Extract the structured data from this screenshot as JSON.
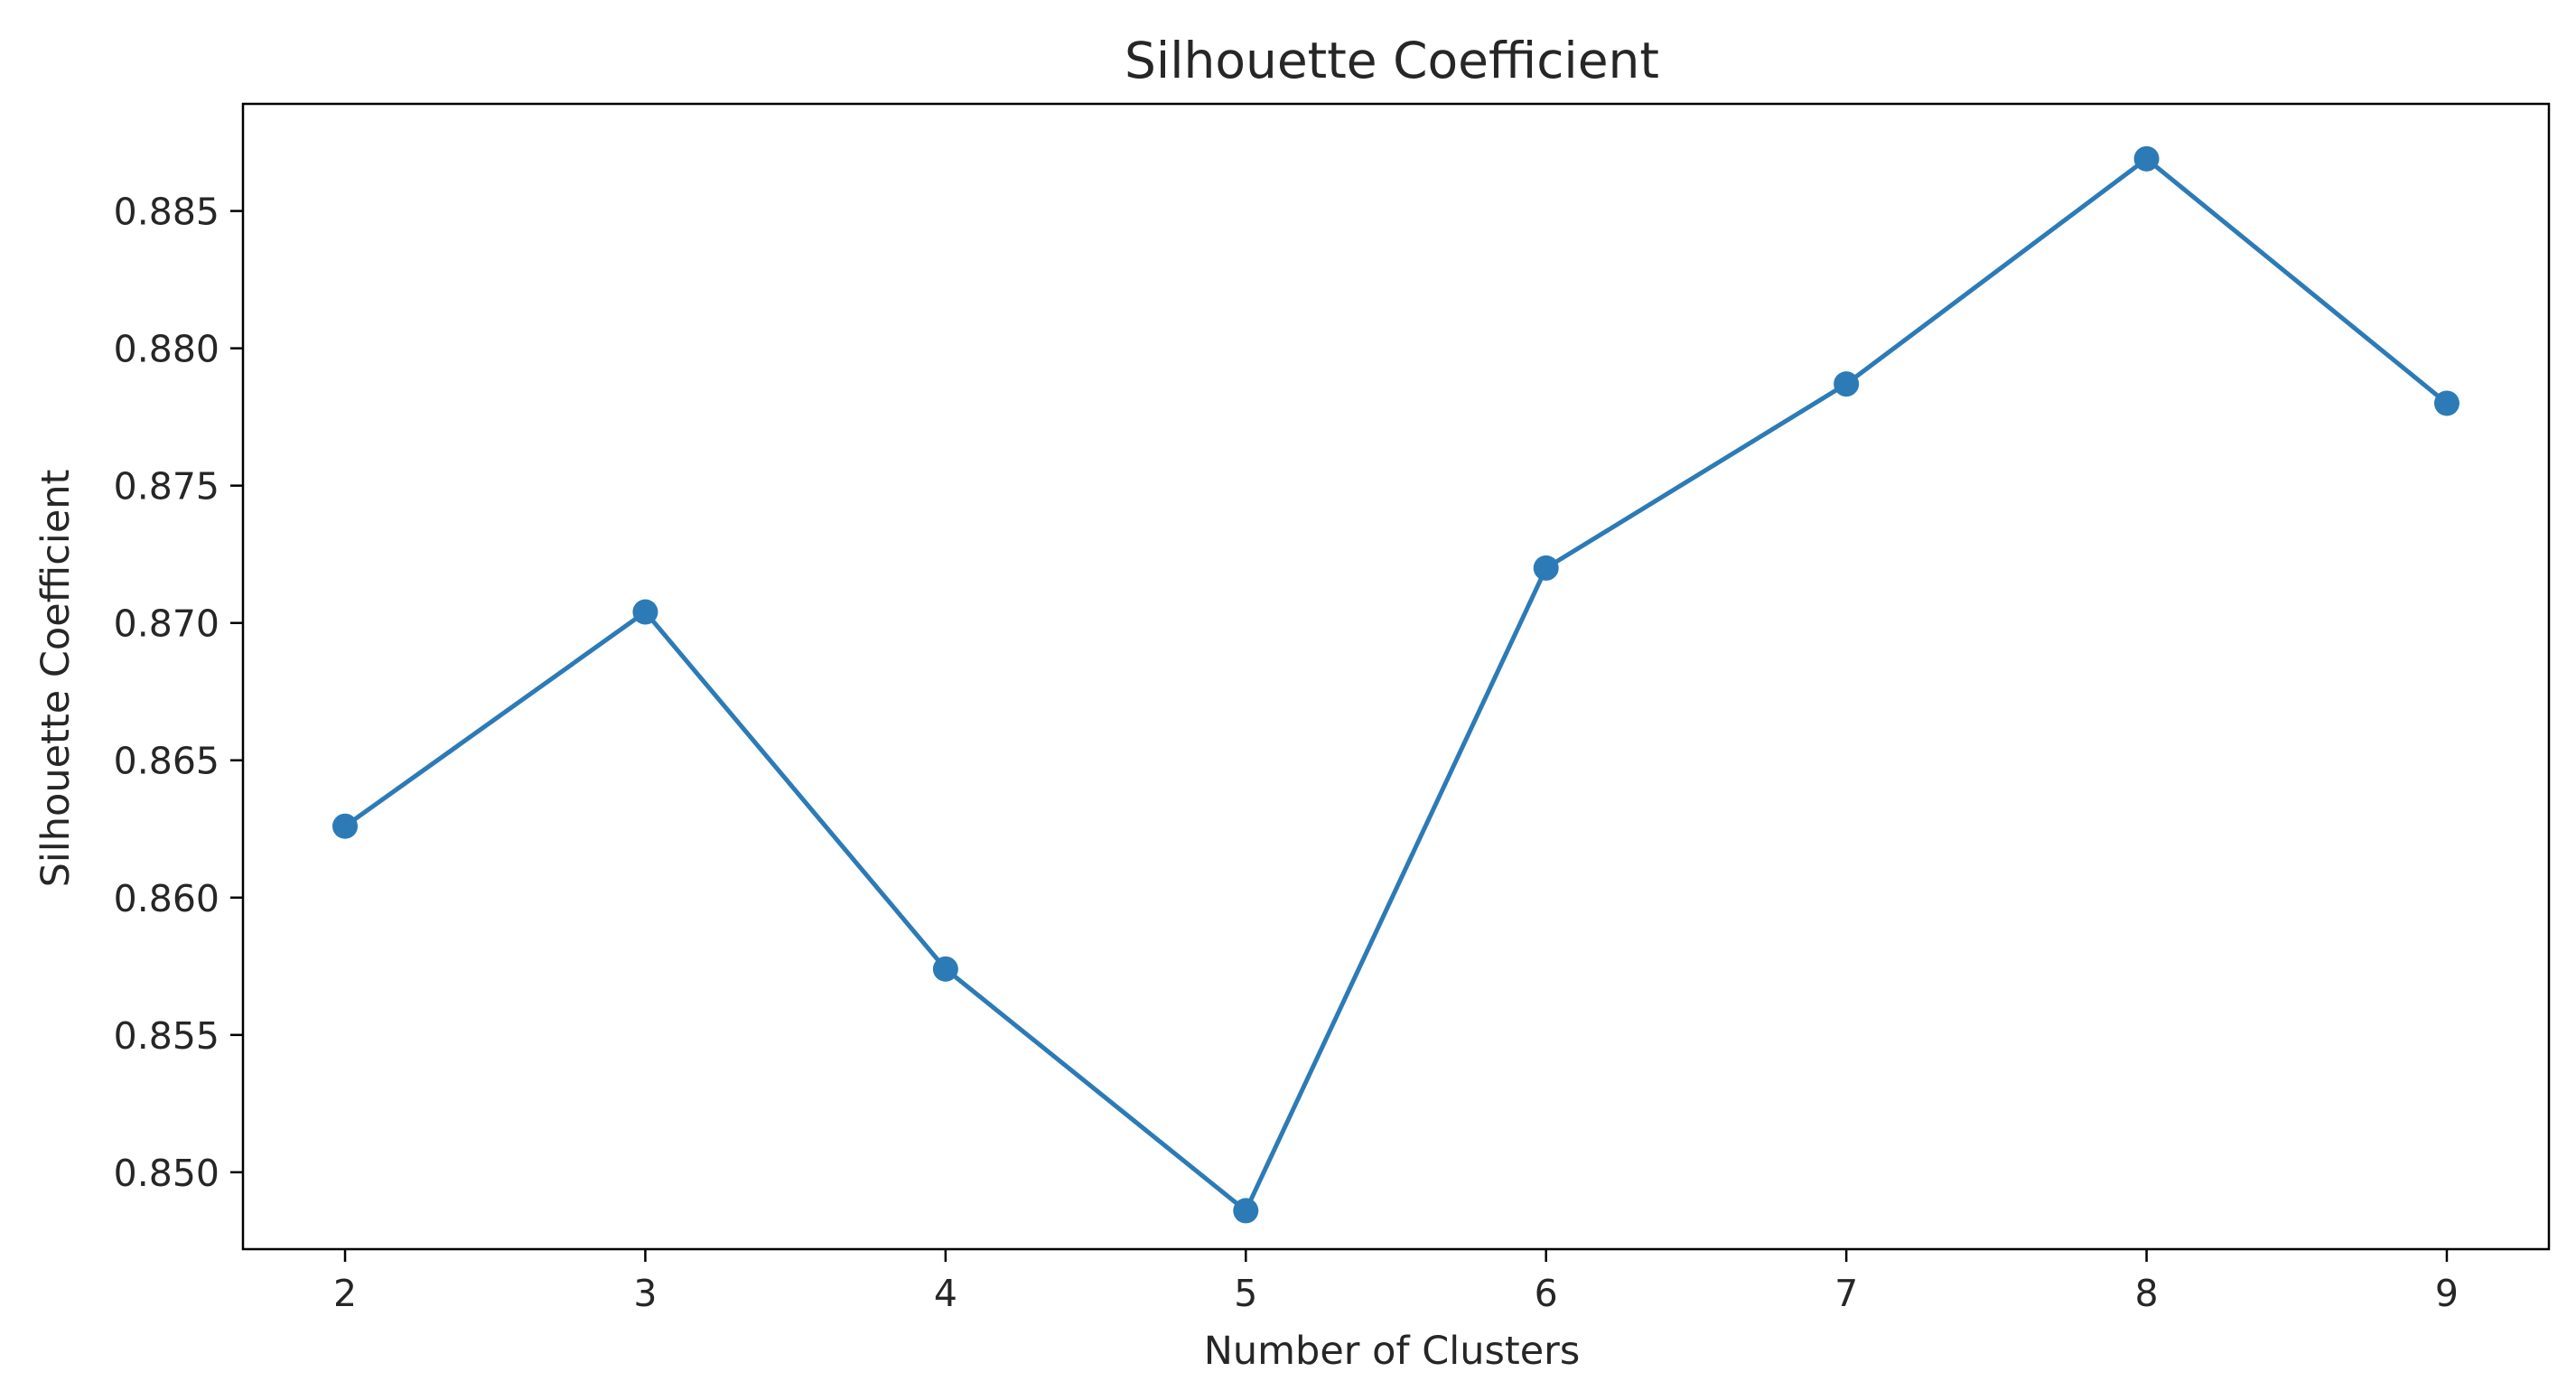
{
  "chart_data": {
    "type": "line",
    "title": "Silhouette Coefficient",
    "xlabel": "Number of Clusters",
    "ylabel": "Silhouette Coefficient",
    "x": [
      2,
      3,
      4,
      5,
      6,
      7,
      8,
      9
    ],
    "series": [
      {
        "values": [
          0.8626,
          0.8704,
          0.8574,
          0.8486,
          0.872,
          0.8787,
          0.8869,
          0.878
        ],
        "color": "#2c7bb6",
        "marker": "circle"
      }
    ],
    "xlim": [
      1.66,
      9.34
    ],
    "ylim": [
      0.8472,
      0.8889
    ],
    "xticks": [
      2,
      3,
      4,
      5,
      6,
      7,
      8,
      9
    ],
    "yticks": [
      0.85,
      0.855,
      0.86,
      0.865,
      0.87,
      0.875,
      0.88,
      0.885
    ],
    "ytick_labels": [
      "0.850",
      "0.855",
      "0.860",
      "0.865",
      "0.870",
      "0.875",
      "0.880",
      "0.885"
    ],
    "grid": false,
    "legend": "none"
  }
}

Exercise aim: Count the lines in the records above that hold the word "Silhouette", and give only that number.

Output of the task: 2